▶ _WORK TO DO_: The data below needs to be returned exactly, line for line.

▶ _MATERIAL PROVIDED_:
****************

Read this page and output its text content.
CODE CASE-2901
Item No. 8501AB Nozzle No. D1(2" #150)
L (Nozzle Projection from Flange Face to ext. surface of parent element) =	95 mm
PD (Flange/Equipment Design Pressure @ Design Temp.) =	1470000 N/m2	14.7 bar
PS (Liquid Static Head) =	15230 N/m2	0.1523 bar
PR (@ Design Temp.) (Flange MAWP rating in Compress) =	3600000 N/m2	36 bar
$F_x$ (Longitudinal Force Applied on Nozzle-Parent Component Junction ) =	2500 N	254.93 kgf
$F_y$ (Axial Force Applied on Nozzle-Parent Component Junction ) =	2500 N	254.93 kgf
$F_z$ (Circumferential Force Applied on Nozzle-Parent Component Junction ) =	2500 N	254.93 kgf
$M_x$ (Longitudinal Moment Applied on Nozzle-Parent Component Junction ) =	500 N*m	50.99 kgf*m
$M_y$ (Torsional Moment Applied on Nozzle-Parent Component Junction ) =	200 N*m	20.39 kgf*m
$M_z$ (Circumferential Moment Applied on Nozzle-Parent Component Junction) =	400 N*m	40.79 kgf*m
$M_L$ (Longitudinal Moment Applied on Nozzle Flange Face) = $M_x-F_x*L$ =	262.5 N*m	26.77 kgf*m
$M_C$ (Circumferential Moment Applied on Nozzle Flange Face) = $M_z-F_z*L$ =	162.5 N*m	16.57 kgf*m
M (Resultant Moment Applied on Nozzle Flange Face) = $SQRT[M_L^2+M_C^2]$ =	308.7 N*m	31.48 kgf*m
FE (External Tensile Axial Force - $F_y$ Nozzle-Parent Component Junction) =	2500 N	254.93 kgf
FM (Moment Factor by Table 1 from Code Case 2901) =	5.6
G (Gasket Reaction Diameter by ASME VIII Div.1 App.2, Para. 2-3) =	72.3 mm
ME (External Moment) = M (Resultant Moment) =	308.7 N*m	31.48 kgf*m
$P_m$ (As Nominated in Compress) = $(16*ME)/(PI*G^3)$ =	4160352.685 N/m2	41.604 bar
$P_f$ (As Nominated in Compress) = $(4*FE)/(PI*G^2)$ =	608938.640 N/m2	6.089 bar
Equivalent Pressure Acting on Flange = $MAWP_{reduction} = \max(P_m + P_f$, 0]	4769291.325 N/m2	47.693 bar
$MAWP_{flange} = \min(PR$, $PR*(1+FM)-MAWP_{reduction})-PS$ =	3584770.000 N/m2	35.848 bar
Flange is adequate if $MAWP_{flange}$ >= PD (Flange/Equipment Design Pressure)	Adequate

****************

▶ _TASK SOLUTION_:
Read this page and output its text content.
CODE CASE-2901
Item No. 8501AB Nozzle No. D1(2" #150)
L (Nozzle Projection from Flange Face to ext. surface of parent element) =	95 mm
PD (Flange/Equipment Design Pressure @ Design Temp.) =	1470000 N/m2	14.7 bar
PS (Liquid Static Head) =	15230 N/m2	0.1523 bar
PR (@ Design Temp.) (Flange MAWP rating in Compress) =	3600000 N/m2	36 bar
$F_x$ (Longitudinal Force Applied on Nozzle-Parent Component Junction ) =	2500 N	254.93 kgf
$F_y$ (Axial Force Applied on Nozzle-Parent Component Junction ) =	2500 N	254.93 kgf
$F_z$ (Circumferential Force Applied on Nozzle-Parent Component Junction ) =	2500 N	254.93 kgf
$M_x$ (Longitudinal Moment Applied on Nozzle-Parent Component Junction ) =	500 N*m	50.99 kgf*m
$M_y$ (Torsional Moment Applied on Nozzle-Parent Component Junction ) =	200 N*m	20.39 kgf*m
$M_z$ (Circumferential Moment Applied on Nozzle-Parent Component Junction) =	400 N*m	40.79 kgf*m
$M_L$ (Longitudinal Moment Applied on Nozzle Flange Face) = $M_x-F_x*L$ =	262.5 N*m	26.77 kgf*m
$M_C$ (Circumferential Moment Applied on Nozzle Flange Face) = $M_z-F_z*L$ =	162.5 N*m	16.57 kgf*m
M (Resultant Moment Applied on Nozzle Flange Face) = $SQRT[M_L^2+M_C^2]$ =	308.7 N*m	31.48 kgf*m
FE (External Tensile Axial Force - $F_y$ Nozzle-Parent Component Junction) =	2500 N	254.93 kgf
FM (Moment Factor by Table 1 from Code Case 2901) =	5.6
G (Gasket Reaction Diameter by ASME VIII Div.1 App.2, Para. 2-3) =	72.3 mm
ME (External Moment) = M (Resultant Moment) =	308.7 N*m	31.48 kgf*m
$P_m$ (As Nominated in Compress) = $(16*ME)/(PI*G^3)$ =	4160352.685 N/m2	41.604 bar
$P_f$ (As Nominated in Compress) = $(4*FE)/(PI*G^2)$ =	608938.640 N/m2	6.089 bar
Equivalent Pressure Acting on Flange = $MAWP_{reduction} = \max(P_m + P_f$, 0]	4769291.325 N/m2	47.693 bar
$MAWP_{flange} = \min(PR$, $PR*(1+FM)-MAWP_{reduction})-PS$ =	3584770.000 N/m2	35.848 bar
Flange is adequate if $MAWP_{flange}$ >= PD (Flange/Equipment Design Pressure)	Adequate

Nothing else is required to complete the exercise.